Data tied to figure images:
- - -

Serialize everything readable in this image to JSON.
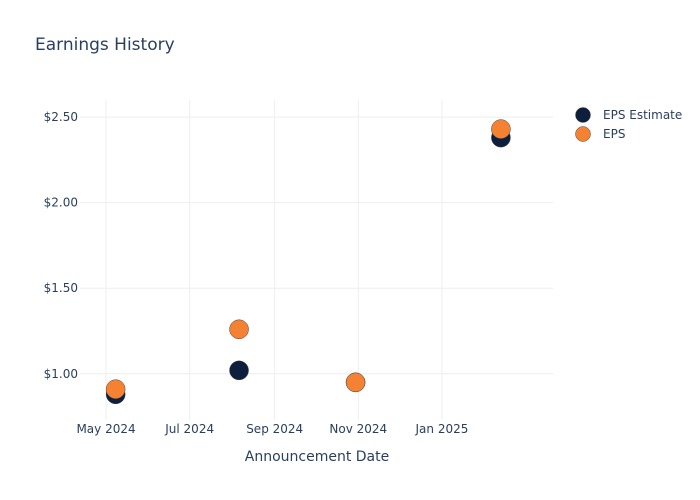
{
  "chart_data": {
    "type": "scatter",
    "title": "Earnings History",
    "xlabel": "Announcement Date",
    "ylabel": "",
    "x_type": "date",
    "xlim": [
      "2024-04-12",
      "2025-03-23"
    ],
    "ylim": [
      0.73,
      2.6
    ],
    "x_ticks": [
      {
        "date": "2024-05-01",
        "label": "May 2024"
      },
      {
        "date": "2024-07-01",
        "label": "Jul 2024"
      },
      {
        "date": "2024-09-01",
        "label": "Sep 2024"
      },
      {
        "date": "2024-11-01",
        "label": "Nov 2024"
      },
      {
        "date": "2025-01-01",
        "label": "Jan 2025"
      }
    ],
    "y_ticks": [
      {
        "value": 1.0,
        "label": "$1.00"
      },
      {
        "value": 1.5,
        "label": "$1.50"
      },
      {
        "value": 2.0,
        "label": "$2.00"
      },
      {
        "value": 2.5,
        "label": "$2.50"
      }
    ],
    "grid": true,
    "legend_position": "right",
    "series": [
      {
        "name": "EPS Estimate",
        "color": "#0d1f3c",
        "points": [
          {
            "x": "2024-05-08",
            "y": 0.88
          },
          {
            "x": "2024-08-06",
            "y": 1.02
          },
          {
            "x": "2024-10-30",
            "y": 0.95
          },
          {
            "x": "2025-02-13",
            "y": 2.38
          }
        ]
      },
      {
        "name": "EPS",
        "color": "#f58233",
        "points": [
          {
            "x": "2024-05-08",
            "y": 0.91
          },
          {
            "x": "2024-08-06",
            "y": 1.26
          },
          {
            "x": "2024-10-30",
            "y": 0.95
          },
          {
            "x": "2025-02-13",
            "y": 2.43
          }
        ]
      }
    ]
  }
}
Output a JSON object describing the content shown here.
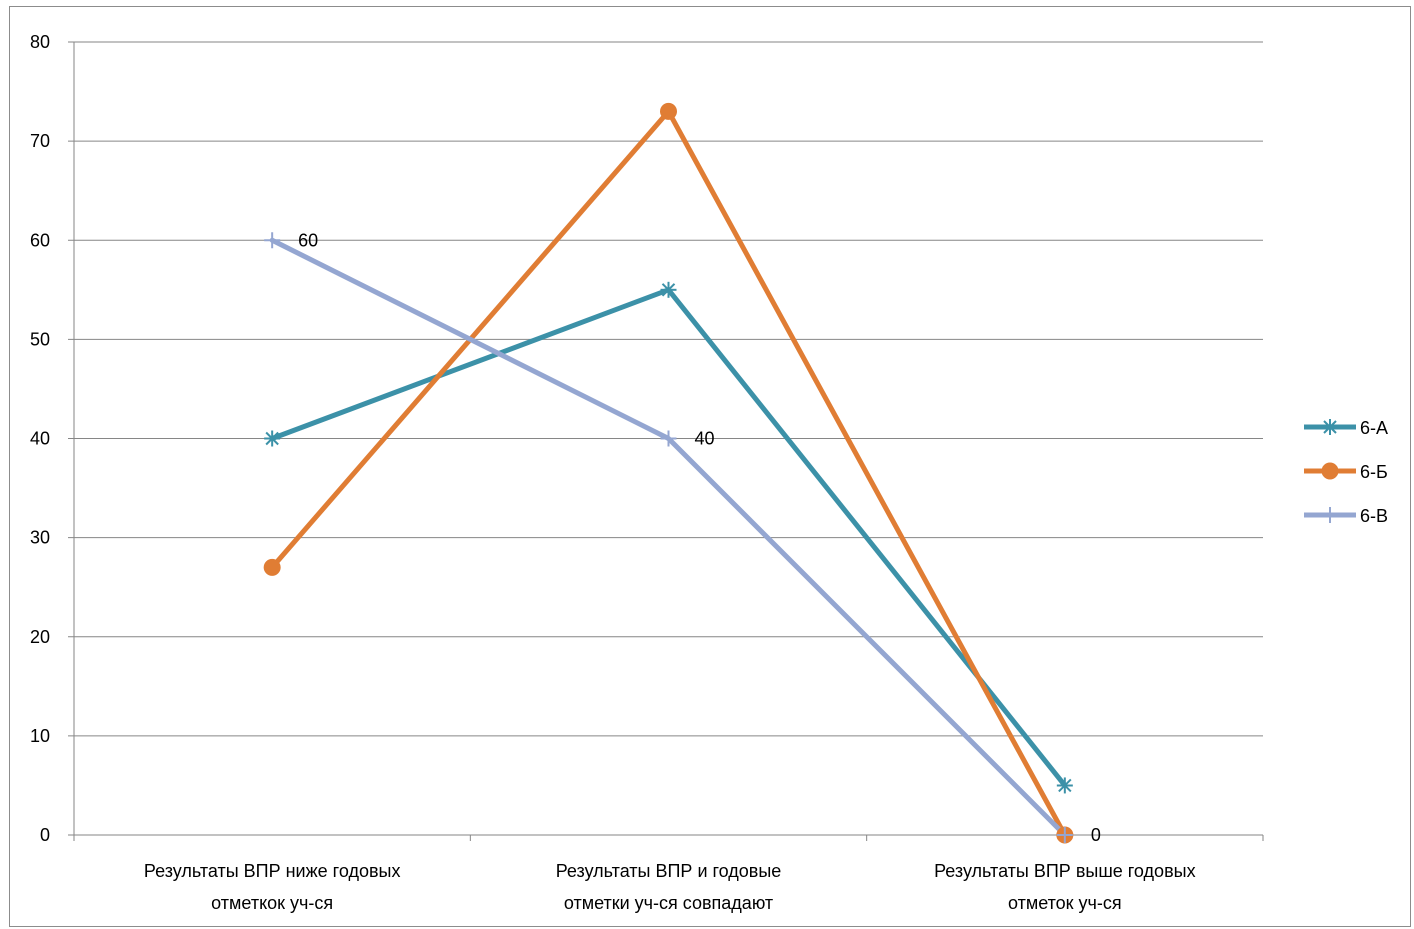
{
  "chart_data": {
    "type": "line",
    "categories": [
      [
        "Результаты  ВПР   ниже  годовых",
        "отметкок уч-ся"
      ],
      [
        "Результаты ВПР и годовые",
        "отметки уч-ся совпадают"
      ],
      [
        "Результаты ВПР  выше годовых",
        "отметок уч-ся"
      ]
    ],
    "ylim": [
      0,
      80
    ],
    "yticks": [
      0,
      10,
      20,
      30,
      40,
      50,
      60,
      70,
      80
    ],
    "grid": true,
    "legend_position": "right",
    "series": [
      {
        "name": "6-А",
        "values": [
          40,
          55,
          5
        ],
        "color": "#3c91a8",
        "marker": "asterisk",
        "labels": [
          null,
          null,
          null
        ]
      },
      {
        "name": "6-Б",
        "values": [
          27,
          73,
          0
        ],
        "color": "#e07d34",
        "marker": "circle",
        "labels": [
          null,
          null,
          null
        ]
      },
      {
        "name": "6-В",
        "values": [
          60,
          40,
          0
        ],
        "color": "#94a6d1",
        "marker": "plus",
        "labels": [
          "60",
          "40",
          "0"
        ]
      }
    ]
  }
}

- - -

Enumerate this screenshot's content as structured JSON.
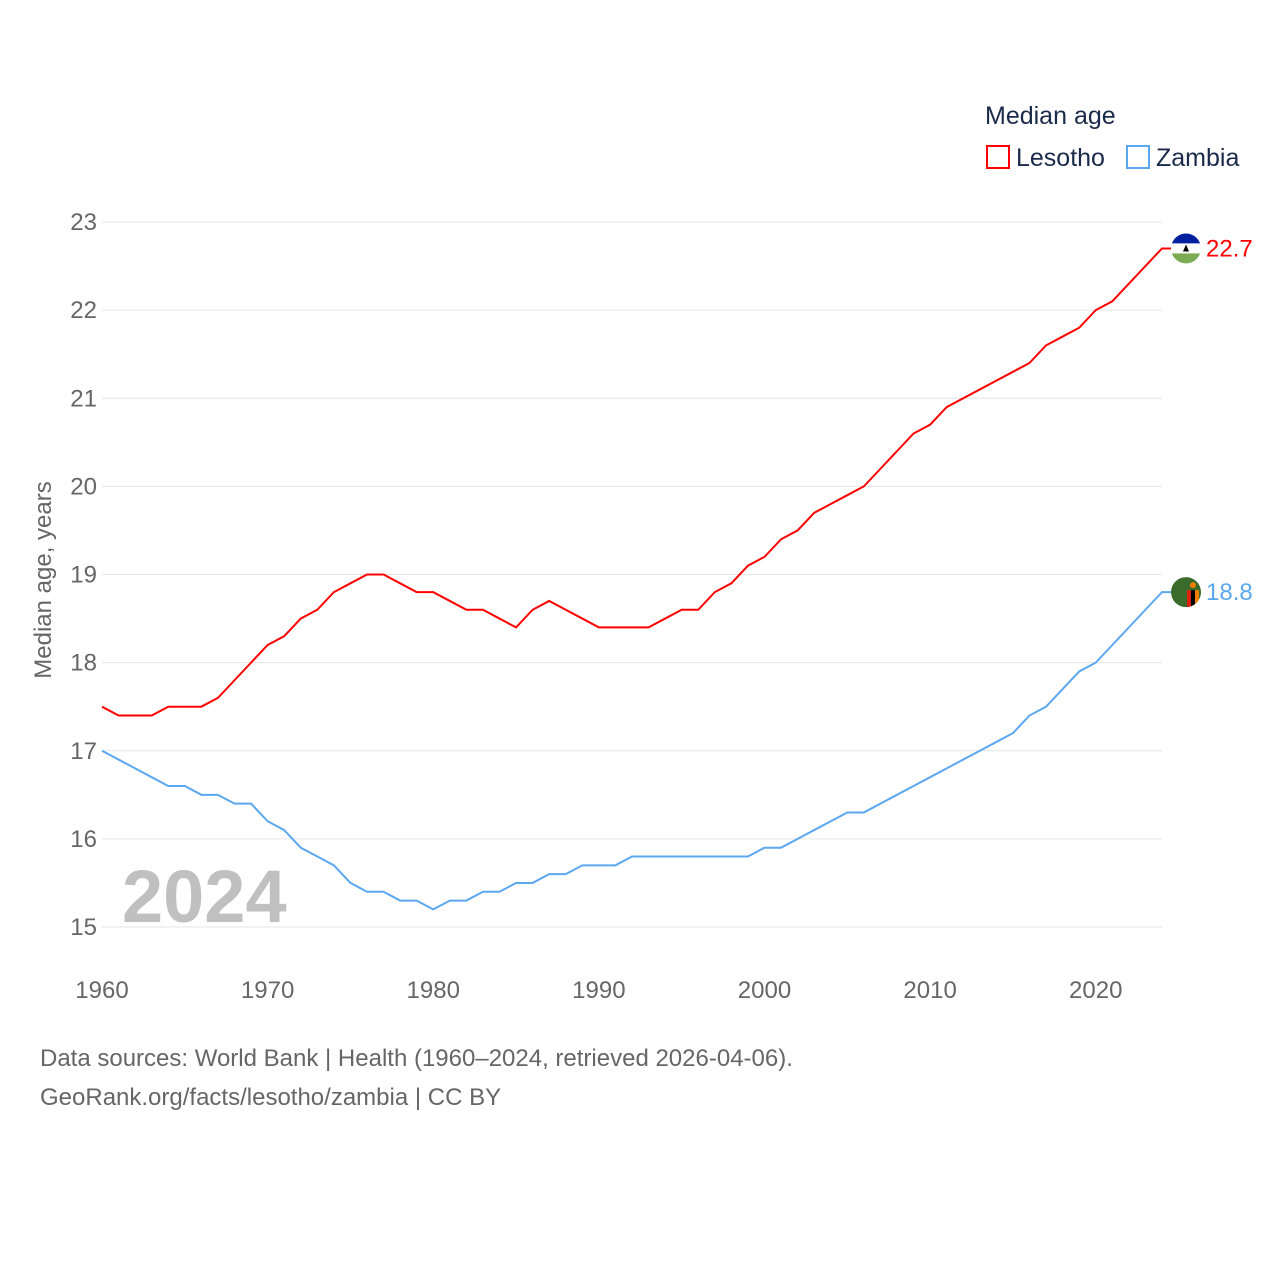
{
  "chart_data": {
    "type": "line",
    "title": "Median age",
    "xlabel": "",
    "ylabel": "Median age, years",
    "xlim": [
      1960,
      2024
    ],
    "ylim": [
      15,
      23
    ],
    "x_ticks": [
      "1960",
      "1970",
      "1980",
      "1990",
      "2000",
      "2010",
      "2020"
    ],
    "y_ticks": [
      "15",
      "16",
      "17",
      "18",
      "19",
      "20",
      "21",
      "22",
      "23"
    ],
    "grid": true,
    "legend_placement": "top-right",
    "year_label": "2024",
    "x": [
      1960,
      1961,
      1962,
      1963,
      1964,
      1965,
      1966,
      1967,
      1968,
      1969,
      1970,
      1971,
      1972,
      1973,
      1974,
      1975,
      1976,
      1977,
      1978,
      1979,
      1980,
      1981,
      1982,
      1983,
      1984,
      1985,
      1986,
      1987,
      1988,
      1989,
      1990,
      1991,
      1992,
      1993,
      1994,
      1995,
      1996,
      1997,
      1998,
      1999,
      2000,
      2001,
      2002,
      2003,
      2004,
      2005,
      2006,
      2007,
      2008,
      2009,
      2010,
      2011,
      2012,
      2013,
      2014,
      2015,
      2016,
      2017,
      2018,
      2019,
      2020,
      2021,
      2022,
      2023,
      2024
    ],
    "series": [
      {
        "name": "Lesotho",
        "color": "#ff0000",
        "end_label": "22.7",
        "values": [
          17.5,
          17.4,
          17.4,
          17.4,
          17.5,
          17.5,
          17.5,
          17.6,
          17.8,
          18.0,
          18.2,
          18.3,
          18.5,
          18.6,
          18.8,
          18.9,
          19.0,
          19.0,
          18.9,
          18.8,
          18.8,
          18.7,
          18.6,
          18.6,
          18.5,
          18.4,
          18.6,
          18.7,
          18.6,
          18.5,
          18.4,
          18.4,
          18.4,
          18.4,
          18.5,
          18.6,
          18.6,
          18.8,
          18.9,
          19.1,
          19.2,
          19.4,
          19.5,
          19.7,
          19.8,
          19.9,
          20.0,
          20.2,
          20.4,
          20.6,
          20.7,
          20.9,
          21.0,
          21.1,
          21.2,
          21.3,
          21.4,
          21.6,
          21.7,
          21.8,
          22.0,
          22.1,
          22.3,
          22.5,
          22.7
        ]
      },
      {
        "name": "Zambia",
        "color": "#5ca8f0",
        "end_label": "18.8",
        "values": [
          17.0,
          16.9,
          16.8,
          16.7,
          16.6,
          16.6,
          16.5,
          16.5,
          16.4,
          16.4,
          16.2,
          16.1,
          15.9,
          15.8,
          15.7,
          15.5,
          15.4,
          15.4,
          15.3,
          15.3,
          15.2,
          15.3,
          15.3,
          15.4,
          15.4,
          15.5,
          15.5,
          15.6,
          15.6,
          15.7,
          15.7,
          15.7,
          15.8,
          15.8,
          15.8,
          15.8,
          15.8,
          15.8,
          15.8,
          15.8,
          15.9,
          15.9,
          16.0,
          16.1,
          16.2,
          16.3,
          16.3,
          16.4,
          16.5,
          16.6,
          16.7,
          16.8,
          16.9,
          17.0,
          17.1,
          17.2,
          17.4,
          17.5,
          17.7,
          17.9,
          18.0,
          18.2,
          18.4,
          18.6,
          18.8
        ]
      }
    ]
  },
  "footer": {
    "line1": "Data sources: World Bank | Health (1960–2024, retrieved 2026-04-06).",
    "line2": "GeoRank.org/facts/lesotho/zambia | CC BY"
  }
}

- - -

■ **Task brief**: Only lines holding the string "title" are wanted; gather each one from the entries above.

■ **Exercise output**:
    "title": "Earnings History",
    "title": "Median age",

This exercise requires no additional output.